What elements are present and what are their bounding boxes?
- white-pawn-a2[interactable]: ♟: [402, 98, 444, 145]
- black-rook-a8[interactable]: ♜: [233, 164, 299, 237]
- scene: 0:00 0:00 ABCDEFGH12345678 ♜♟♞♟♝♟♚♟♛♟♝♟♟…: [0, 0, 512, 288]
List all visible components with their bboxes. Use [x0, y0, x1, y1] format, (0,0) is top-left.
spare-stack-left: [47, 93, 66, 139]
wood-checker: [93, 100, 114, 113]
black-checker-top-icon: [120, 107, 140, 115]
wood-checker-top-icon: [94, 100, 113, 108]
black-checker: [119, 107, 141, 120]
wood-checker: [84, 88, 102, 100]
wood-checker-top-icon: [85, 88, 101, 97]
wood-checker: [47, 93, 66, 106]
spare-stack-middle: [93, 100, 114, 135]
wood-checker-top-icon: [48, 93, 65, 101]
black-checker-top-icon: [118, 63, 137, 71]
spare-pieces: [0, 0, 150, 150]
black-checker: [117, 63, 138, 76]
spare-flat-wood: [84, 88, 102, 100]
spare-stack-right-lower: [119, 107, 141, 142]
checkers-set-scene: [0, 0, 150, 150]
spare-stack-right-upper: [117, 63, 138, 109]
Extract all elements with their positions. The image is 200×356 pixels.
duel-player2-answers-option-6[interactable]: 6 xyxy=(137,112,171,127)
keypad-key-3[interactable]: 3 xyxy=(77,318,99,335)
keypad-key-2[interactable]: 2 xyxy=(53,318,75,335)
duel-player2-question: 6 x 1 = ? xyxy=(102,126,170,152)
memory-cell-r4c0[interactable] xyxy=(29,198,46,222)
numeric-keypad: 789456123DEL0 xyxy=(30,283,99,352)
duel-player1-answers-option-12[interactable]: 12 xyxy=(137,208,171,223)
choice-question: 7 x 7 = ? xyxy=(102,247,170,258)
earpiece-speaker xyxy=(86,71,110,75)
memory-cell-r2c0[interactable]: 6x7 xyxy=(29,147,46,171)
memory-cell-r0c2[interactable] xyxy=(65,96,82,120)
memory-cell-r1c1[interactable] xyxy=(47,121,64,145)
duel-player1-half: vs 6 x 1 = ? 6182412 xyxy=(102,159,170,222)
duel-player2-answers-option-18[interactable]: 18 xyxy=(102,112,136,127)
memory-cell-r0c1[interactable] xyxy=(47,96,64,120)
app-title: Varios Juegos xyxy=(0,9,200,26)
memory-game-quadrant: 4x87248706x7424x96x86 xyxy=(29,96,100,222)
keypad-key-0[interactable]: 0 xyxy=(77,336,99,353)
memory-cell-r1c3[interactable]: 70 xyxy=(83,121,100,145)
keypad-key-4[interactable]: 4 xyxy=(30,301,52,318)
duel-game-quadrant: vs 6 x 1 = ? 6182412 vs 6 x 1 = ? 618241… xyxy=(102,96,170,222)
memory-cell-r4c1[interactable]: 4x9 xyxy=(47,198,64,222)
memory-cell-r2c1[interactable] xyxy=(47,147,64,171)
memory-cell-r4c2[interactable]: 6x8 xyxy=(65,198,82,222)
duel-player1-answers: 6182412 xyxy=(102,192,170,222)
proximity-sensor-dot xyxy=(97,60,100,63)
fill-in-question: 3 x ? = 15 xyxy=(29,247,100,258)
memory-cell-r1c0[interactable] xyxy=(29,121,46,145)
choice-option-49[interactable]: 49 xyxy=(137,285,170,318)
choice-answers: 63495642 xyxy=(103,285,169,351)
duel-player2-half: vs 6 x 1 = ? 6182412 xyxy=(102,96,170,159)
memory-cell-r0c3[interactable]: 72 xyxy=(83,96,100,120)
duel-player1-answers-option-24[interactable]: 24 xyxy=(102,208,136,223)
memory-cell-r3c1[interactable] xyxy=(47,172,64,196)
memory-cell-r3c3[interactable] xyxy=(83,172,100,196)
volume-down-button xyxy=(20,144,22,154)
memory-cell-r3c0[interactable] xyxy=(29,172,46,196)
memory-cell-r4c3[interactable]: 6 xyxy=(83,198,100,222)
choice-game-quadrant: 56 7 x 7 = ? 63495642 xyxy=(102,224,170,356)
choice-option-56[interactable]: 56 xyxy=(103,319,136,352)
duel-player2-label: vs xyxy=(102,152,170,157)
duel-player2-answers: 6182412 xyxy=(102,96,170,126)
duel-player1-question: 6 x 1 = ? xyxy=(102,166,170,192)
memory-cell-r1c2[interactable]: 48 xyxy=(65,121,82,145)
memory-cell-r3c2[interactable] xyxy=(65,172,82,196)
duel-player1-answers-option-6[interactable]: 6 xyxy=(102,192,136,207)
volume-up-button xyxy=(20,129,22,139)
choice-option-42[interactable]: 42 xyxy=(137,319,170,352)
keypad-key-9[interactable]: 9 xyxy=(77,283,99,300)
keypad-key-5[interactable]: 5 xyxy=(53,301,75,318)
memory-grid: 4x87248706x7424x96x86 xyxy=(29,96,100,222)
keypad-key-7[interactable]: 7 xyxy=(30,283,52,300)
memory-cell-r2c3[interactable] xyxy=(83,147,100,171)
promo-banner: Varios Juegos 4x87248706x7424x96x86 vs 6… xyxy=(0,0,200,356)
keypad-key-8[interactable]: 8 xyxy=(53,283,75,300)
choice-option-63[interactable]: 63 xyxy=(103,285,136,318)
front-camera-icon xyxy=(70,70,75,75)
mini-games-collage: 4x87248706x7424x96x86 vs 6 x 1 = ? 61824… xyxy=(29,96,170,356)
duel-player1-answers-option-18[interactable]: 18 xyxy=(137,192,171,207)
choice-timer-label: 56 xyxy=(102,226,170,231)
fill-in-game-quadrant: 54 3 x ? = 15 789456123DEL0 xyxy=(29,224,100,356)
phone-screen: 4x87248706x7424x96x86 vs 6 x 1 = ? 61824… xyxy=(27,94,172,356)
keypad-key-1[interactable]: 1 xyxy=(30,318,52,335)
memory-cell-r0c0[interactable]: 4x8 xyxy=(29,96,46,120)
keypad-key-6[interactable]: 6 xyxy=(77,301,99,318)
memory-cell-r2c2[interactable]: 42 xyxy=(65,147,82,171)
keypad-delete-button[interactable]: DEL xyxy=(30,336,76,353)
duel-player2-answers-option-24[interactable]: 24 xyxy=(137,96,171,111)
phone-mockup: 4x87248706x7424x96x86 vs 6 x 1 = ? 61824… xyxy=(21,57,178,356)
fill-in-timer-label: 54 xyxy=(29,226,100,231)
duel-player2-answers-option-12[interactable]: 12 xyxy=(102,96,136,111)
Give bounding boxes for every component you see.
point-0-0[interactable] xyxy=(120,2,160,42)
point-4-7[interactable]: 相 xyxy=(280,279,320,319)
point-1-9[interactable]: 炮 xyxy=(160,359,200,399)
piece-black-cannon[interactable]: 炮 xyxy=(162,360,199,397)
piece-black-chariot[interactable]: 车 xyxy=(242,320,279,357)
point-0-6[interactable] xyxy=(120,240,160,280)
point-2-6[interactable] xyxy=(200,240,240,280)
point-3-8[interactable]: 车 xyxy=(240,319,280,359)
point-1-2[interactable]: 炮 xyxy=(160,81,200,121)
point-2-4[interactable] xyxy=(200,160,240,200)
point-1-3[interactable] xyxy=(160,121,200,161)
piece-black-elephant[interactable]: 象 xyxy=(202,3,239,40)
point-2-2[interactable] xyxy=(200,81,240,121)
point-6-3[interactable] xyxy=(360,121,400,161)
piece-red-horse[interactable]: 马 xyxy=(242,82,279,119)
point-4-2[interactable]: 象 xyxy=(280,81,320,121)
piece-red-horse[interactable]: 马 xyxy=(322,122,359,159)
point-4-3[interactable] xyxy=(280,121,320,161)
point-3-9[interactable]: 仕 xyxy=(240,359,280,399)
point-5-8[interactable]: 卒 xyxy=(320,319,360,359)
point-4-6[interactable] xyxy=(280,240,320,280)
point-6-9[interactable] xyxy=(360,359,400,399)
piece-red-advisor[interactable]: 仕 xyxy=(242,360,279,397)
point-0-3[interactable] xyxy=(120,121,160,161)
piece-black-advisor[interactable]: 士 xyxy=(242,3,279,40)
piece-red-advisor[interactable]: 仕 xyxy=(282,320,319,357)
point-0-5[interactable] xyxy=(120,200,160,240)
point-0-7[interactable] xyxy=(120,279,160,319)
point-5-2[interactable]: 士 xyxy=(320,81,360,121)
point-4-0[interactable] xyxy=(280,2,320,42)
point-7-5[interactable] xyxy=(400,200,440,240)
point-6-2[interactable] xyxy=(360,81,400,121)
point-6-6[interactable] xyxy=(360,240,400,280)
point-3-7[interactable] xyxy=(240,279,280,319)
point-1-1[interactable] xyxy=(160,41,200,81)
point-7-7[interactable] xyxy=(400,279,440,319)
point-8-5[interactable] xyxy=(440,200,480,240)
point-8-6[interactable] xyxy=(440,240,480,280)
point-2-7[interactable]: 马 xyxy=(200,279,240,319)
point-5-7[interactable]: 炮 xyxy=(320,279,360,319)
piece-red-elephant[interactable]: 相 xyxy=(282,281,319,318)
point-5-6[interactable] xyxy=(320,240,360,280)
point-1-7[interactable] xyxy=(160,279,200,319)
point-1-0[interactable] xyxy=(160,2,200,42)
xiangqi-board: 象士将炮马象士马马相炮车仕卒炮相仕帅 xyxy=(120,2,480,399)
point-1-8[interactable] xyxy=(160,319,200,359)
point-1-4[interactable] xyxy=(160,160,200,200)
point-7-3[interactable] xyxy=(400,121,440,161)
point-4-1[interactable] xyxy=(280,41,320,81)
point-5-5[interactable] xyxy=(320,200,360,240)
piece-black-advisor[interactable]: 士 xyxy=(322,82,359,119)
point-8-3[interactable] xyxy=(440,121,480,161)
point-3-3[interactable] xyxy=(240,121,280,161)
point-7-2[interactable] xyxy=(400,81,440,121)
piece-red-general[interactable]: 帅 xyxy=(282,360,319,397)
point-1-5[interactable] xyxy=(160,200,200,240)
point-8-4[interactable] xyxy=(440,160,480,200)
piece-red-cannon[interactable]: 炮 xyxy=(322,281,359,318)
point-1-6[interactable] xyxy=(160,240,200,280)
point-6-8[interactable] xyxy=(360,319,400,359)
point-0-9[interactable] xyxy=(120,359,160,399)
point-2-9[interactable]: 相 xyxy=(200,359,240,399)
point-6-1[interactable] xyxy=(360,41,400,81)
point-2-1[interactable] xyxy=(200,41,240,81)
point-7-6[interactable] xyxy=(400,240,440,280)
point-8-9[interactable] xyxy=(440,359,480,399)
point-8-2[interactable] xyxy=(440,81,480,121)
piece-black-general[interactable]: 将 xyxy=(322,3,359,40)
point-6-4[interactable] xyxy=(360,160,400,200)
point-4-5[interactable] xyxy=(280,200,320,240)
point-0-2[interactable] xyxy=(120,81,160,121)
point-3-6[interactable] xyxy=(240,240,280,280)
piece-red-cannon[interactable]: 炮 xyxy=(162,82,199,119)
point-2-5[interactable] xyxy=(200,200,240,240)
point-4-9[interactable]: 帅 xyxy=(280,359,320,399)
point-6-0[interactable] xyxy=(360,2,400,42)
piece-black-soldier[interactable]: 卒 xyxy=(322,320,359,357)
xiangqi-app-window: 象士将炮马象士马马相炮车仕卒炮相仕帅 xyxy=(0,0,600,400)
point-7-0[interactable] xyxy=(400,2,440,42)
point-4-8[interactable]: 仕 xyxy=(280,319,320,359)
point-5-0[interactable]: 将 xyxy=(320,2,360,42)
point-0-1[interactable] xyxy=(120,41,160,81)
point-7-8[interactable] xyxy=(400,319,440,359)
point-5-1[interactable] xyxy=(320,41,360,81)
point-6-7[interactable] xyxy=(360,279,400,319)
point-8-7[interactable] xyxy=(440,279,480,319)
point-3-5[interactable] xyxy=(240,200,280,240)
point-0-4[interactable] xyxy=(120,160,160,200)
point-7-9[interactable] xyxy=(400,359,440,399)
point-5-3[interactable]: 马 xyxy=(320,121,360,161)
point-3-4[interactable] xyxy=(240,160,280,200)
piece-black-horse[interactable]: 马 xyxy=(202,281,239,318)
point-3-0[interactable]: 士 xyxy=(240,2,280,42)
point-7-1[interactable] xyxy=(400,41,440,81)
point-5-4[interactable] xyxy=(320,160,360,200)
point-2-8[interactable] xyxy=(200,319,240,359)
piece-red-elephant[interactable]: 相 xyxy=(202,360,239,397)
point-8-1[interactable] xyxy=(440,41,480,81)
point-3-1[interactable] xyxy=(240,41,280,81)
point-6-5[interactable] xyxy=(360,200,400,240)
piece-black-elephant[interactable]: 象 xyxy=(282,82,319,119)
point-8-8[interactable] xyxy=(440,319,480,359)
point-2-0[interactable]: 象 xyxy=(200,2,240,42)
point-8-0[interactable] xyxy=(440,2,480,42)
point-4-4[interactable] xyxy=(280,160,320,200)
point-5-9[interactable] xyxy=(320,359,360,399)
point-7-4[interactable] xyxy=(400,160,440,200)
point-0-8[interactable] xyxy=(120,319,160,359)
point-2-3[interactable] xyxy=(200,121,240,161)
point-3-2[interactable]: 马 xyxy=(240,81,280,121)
******
In the stretch of lines from the start through the line containing "spare-stack-middle: [93, 100, 114, 135]", swap "bounding boxes" for "box coordinates" and reproduce only those lines with no other changes.

## Result of this exercise:
What elements are present and what are their box coordinates?
- white-pawn-a2[interactable]: ♟: [402, 98, 444, 145]
- black-rook-a8[interactable]: ♜: [233, 164, 299, 237]
- scene: 0:00 0:00 ABCDEFGH12345678 ♜♟♞♟♝♟♚♟♛♟♝♟♟…: [0, 0, 512, 288]
List all visible components with their bboxes. Use [x0, y0, x1, y1] format, (0,0) is top-left.
spare-stack-left: [47, 93, 66, 139]
wood-checker: [93, 100, 114, 113]
black-checker-top-icon: [120, 107, 140, 115]
wood-checker-top-icon: [94, 100, 113, 108]
black-checker: [119, 107, 141, 120]
wood-checker: [84, 88, 102, 100]
wood-checker-top-icon: [85, 88, 101, 97]
wood-checker: [47, 93, 66, 106]
spare-stack-middle: [93, 100, 114, 135]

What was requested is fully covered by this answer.